- [Stated goal] Without the pictures, print each of the records below exactly as it appears.

>> START

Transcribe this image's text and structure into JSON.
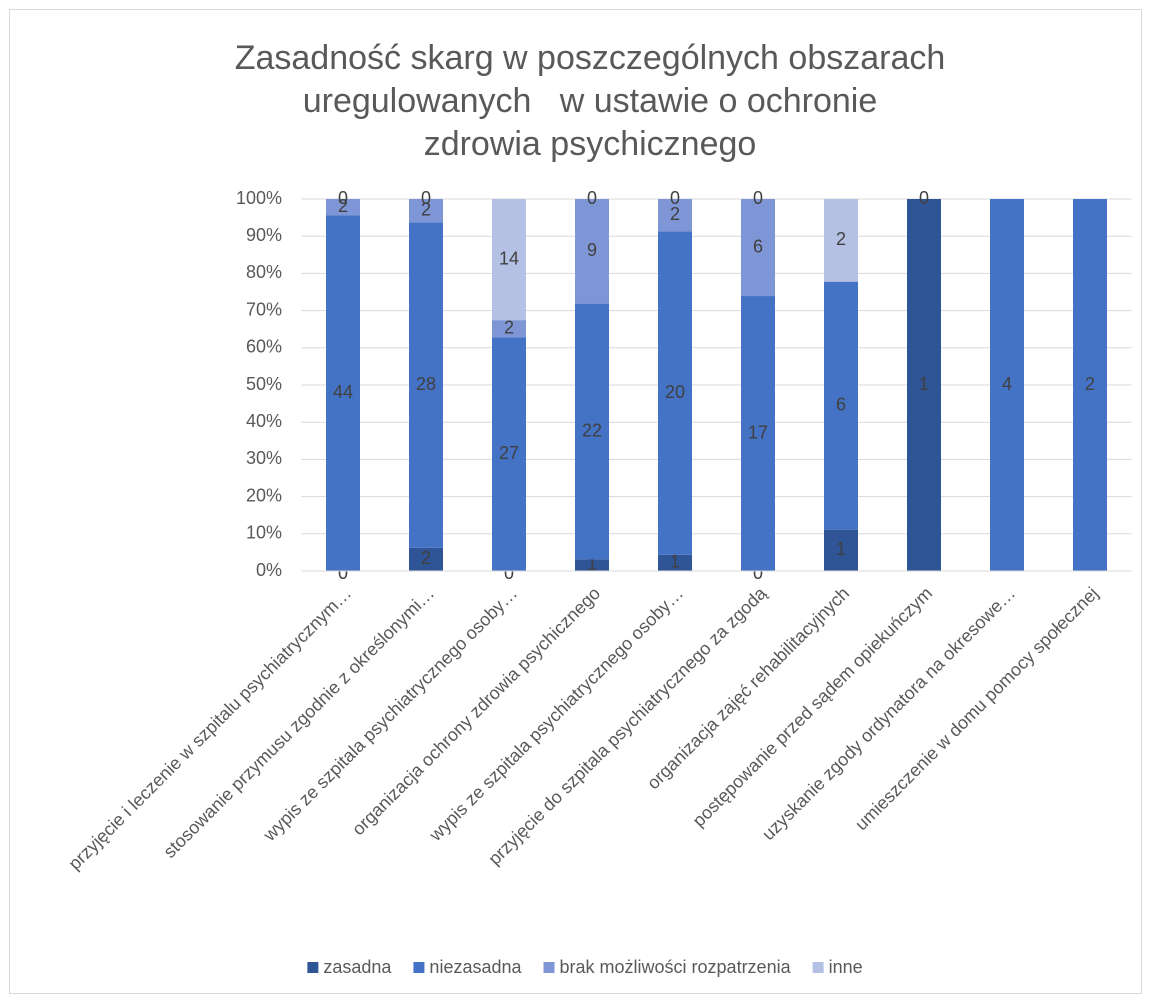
{
  "chart_data": {
    "type": "bar",
    "stacking": "percent",
    "title": "Zasadność skarg w poszczególnych obszarach uregulowanych   w ustawie o ochronie zdrowia psychicznego",
    "categories": [
      "przyjęcie i leczenie w szpitalu psychiatrycznym…",
      "stosowanie przymusu zgodnie z określonymi…",
      "wypis ze szpitala psychiatrycznego osoby…",
      "organizacja ochrony zdrowia psychicznego",
      "wypis ze szpitala psychiatrycznego osoby…",
      "przyjęcie do szpitala psychiatrycznego za zgodą",
      "organizacja zajęć rehabilitacyjnych",
      "postępowanie przed sądem opiekuńczym",
      "uzyskanie zgody ordynatora na okresowe…",
      "umieszczenie w domu pomocy społecznej"
    ],
    "series": [
      {
        "name": "zasadna",
        "color": "#2f5597",
        "values": [
          0,
          2,
          0,
          1,
          1,
          0,
          1,
          1,
          null,
          null
        ]
      },
      {
        "name": "niezasadna",
        "color": "#4472c4",
        "values": [
          44,
          28,
          27,
          22,
          20,
          17,
          6,
          null,
          4,
          2
        ]
      },
      {
        "name": "brak możliwości rozpatrzenia",
        "color": "#7f96d6",
        "values": [
          2,
          2,
          2,
          9,
          2,
          6,
          null,
          null,
          null,
          null
        ]
      },
      {
        "name": "inne",
        "color": "#b4c0e4",
        "values": [
          0,
          0,
          14,
          0,
          0,
          0,
          2,
          0,
          null,
          null
        ]
      }
    ],
    "ylim": [
      0,
      100
    ],
    "yticks": [
      {
        "value": 0,
        "label": "0%"
      },
      {
        "value": 10,
        "label": "10%"
      },
      {
        "value": 20,
        "label": "20%"
      },
      {
        "value": 30,
        "label": "30%"
      },
      {
        "value": 40,
        "label": "40%"
      },
      {
        "value": 50,
        "label": "50%"
      },
      {
        "value": 60,
        "label": "60%"
      },
      {
        "value": 70,
        "label": "70%"
      },
      {
        "value": 80,
        "label": "80%"
      },
      {
        "value": 90,
        "label": "90%"
      },
      {
        "value": 100,
        "label": "100%"
      }
    ],
    "grid": true,
    "legend": "bottom"
  }
}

>> END

- [Correct response]
Transcribe this image's text and structure into JSON.
{
  "chart_data": {
    "type": "bar",
    "stacking": "percent",
    "title": "Zasadność skarg w poszczególnych obszarach uregulowanych   w ustawie o ochronie zdrowia psychicznego",
    "categories": [
      "przyjęcie i leczenie w szpitalu psychiatrycznym…",
      "stosowanie przymusu zgodnie z określonymi…",
      "wypis ze szpitala psychiatrycznego osoby…",
      "organizacja ochrony zdrowia psychicznego",
      "wypis ze szpitala psychiatrycznego osoby…",
      "przyjęcie do szpitala psychiatrycznego za zgodą",
      "organizacja zajęć rehabilitacyjnych",
      "postępowanie przed sądem opiekuńczym",
      "uzyskanie zgody ordynatora na okresowe…",
      "umieszczenie w domu pomocy społecznej"
    ],
    "series": [
      {
        "name": "zasadna",
        "color": "#2f5597",
        "values": [
          0,
          2,
          0,
          1,
          1,
          0,
          1,
          1,
          null,
          null
        ]
      },
      {
        "name": "niezasadna",
        "color": "#4472c4",
        "values": [
          44,
          28,
          27,
          22,
          20,
          17,
          6,
          null,
          4,
          2
        ]
      },
      {
        "name": "brak możliwości rozpatrzenia",
        "color": "#7f96d6",
        "values": [
          2,
          2,
          2,
          9,
          2,
          6,
          null,
          null,
          null,
          null
        ]
      },
      {
        "name": "inne",
        "color": "#b4c0e4",
        "values": [
          0,
          0,
          14,
          0,
          0,
          0,
          2,
          0,
          null,
          null
        ]
      }
    ],
    "ylim": [
      0,
      100
    ],
    "yticks": [
      {
        "value": 0,
        "label": "0%"
      },
      {
        "value": 10,
        "label": "10%"
      },
      {
        "value": 20,
        "label": "20%"
      },
      {
        "value": 30,
        "label": "30%"
      },
      {
        "value": 40,
        "label": "40%"
      },
      {
        "value": 50,
        "label": "50%"
      },
      {
        "value": 60,
        "label": "60%"
      },
      {
        "value": 70,
        "label": "70%"
      },
      {
        "value": 80,
        "label": "80%"
      },
      {
        "value": 90,
        "label": "90%"
      },
      {
        "value": 100,
        "label": "100%"
      }
    ],
    "grid": true,
    "legend": "bottom"
  }
}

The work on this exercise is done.